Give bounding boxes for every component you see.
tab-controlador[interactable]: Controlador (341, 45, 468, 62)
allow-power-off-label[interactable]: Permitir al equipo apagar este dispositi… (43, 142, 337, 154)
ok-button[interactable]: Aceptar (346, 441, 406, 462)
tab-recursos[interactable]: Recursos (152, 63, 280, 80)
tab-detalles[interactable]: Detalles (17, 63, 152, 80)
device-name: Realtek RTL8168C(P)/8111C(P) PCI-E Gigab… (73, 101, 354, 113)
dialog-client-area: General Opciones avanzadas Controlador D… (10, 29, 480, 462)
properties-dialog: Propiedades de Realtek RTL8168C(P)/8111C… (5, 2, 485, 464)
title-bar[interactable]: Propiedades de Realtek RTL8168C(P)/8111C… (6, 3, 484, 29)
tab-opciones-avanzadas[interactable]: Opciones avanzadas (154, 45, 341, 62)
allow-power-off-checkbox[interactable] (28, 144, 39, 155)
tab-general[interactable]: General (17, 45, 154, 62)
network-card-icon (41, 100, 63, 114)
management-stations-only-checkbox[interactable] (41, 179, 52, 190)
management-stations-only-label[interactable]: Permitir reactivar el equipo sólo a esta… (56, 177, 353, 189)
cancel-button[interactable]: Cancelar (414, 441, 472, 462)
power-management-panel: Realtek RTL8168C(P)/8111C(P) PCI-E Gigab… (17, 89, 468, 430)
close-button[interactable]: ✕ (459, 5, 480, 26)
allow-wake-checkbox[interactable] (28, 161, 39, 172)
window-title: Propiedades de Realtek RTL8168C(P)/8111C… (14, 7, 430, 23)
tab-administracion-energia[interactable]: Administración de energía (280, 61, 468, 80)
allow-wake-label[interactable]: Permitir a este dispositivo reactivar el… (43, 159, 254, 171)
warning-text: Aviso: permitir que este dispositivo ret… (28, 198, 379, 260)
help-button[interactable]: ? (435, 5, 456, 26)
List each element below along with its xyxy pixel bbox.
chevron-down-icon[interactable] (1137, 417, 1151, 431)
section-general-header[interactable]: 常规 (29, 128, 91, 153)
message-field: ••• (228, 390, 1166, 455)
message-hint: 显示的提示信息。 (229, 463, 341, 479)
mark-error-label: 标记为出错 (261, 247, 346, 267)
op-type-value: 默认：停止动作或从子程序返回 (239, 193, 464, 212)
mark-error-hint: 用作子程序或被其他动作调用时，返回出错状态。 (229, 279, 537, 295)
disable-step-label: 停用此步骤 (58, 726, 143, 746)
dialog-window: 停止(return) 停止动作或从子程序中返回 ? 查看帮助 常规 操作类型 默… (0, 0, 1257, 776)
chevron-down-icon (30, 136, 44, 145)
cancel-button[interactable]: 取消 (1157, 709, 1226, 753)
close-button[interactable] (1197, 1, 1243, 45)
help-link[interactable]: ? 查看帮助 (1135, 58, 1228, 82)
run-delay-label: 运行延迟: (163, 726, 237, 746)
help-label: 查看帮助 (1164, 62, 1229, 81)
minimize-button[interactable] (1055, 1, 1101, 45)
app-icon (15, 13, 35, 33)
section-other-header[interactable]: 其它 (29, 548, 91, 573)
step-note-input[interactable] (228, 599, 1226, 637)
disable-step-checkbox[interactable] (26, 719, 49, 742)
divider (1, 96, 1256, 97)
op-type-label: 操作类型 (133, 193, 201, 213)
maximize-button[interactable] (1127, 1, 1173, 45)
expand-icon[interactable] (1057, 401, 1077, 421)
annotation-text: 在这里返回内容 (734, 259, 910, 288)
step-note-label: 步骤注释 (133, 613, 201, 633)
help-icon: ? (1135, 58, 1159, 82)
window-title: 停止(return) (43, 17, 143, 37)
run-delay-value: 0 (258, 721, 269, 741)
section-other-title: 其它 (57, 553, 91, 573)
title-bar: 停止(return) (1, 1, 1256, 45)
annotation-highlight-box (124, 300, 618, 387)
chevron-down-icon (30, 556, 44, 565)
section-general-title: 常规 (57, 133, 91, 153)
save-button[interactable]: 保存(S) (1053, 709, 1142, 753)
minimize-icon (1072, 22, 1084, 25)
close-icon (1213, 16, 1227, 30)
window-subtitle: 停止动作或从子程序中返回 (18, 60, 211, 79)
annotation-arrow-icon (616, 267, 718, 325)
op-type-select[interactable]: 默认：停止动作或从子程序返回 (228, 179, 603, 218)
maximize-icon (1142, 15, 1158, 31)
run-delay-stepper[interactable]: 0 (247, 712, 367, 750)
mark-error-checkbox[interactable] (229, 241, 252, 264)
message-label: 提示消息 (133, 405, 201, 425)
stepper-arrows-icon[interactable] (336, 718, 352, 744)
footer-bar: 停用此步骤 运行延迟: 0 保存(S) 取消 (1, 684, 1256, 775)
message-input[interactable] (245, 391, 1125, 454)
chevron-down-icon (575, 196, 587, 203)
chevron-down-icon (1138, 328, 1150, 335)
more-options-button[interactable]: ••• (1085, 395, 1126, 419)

§ §

▶ **Your objective**:
Repeat all the items above, replacing "chevron-down-icon" with "dropdown-arrow-icon" everywhere it occurs and changing nothing else.

▶ **Answer to the exercise**:
Give bounding boxes for every component you see.
tab-controlador[interactable]: Controlador (341, 45, 468, 62)
allow-power-off-label[interactable]: Permitir al equipo apagar este dispositi… (43, 142, 337, 154)
ok-button[interactable]: Aceptar (346, 441, 406, 462)
tab-recursos[interactable]: Recursos (152, 63, 280, 80)
tab-detalles[interactable]: Detalles (17, 63, 152, 80)
device-name: Realtek RTL8168C(P)/8111C(P) PCI-E Gigab… (73, 101, 354, 113)
dialog-client-area: General Opciones avanzadas Controlador D… (10, 29, 480, 462)
properties-dialog: Propiedades de Realtek RTL8168C(P)/8111C… (5, 2, 485, 464)
title-bar[interactable]: Propiedades de Realtek RTL8168C(P)/8111C… (6, 3, 484, 29)
tab-opciones-avanzadas[interactable]: Opciones avanzadas (154, 45, 341, 62)
allow-power-off-checkbox[interactable] (28, 144, 39, 155)
tab-general[interactable]: General (17, 45, 154, 62)
network-card-icon (41, 100, 63, 114)
management-stations-only-checkbox[interactable] (41, 179, 52, 190)
management-stations-only-label[interactable]: Permitir reactivar el equipo sólo a esta… (56, 177, 353, 189)
cancel-button[interactable]: Cancelar (414, 441, 472, 462)
power-management-panel: Realtek RTL8168C(P)/8111C(P) PCI-E Gigab… (17, 89, 468, 430)
close-button[interactable]: ✕ (459, 5, 480, 26)
allow-wake-checkbox[interactable] (28, 161, 39, 172)
window-title: Propiedades de Realtek RTL8168C(P)/8111C… (14, 7, 430, 23)
tab-administracion-energia[interactable]: Administración de energía (280, 61, 468, 80)
allow-wake-label[interactable]: Permitir a este dispositivo reactivar el… (43, 159, 254, 171)
warning-text: Aviso: permitir que este dispositivo ret… (28, 198, 379, 260)
help-button[interactable]: ? (435, 5, 456, 26)
List each element below along with its xyxy pixel bbox.
dropdown-arrow-icon[interactable] (1137, 417, 1151, 431)
section-general-header[interactable]: 常规 (29, 128, 91, 153)
message-field: ••• (228, 390, 1166, 455)
message-hint: 显示的提示信息。 (229, 463, 341, 479)
mark-error-label: 标记为出错 (261, 247, 346, 267)
op-type-value: 默认：停止动作或从子程序返回 (239, 193, 464, 212)
mark-error-hint: 用作子程序或被其他动作调用时，返回出错状态。 (229, 279, 537, 295)
disable-step-label: 停用此步骤 (58, 726, 143, 746)
dialog-window: 停止(return) 停止动作或从子程序中返回 ? 查看帮助 常规 操作类型 默… (0, 0, 1257, 776)
dropdown-arrow-icon (30, 136, 44, 145)
cancel-button[interactable]: 取消 (1157, 709, 1226, 753)
close-button[interactable] (1197, 1, 1243, 45)
help-link[interactable]: ? 查看帮助 (1135, 58, 1228, 82)
run-delay-label: 运行延迟: (163, 726, 237, 746)
help-label: 查看帮助 (1164, 62, 1229, 81)
minimize-button[interactable] (1055, 1, 1101, 45)
app-icon (15, 13, 35, 33)
section-other-header[interactable]: 其它 (29, 548, 91, 573)
step-note-input[interactable] (228, 599, 1226, 637)
disable-step-checkbox[interactable] (26, 719, 49, 742)
divider (1, 96, 1256, 97)
op-type-label: 操作类型 (133, 193, 201, 213)
maximize-button[interactable] (1127, 1, 1173, 45)
expand-icon[interactable] (1057, 401, 1077, 421)
annotation-text: 在这里返回内容 (734, 259, 910, 288)
step-note-label: 步骤注释 (133, 613, 201, 633)
help-icon: ? (1135, 58, 1159, 82)
window-title: 停止(return) (43, 17, 143, 37)
run-delay-value: 0 (258, 721, 269, 741)
section-other-title: 其它 (57, 553, 91, 573)
title-bar: 停止(return) (1, 1, 1256, 45)
annotation-highlight-box (124, 300, 618, 387)
dropdown-arrow-icon (30, 556, 44, 565)
section-general-title: 常规 (57, 133, 91, 153)
save-button[interactable]: 保存(S) (1053, 709, 1142, 753)
minimize-icon (1072, 22, 1084, 25)
close-icon (1213, 16, 1227, 30)
window-subtitle: 停止动作或从子程序中返回 (18, 60, 211, 79)
annotation-arrow-icon (616, 267, 718, 325)
op-type-select[interactable]: 默认：停止动作或从子程序返回 (228, 179, 603, 218)
maximize-icon (1142, 15, 1158, 31)
run-delay-stepper[interactable]: 0 (247, 712, 367, 750)
mark-error-checkbox[interactable] (229, 241, 252, 264)
message-label: 提示消息 (133, 405, 201, 425)
stepper-arrows-icon[interactable] (336, 718, 352, 744)
footer-bar: 停用此步骤 运行延迟: 0 保存(S) 取消 (1, 684, 1256, 775)
message-input[interactable] (245, 391, 1125, 454)
dropdown-arrow-icon (575, 196, 587, 203)
dropdown-arrow-icon (1138, 328, 1150, 335)
more-options-button[interactable]: ••• (1085, 395, 1126, 419)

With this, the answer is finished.